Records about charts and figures
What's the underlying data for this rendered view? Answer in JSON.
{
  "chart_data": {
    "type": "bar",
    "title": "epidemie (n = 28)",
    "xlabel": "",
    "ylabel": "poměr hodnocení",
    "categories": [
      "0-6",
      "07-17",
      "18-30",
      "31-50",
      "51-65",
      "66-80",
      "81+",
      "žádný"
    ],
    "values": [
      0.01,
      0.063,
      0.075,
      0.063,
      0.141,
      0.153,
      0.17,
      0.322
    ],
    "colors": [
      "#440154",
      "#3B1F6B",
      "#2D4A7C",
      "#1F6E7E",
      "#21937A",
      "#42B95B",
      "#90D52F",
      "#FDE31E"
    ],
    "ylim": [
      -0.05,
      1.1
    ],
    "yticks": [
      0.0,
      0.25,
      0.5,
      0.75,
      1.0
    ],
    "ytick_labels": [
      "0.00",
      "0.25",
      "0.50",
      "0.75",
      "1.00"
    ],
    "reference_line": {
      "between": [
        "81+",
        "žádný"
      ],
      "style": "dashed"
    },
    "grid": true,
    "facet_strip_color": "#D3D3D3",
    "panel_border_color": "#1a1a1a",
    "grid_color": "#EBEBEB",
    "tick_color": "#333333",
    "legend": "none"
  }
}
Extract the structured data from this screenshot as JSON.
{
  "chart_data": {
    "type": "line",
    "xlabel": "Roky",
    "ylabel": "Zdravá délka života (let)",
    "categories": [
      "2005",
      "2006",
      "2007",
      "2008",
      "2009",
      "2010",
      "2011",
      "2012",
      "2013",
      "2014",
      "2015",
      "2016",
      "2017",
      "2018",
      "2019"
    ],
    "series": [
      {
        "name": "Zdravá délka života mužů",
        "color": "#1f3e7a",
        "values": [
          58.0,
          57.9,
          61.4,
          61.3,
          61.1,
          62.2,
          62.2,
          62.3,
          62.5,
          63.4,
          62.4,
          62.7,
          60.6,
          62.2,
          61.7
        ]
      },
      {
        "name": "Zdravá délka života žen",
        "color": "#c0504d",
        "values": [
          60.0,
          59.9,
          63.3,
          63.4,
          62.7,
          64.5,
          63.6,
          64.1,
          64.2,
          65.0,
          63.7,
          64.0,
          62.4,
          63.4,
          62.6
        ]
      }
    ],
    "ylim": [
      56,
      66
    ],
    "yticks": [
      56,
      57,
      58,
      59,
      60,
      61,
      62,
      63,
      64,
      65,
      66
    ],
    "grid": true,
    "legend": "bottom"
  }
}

# [What the task requires]
Above are entries; state the number of lines among them that contain "ylabel", and nothing else.

# [Exercise answer]
2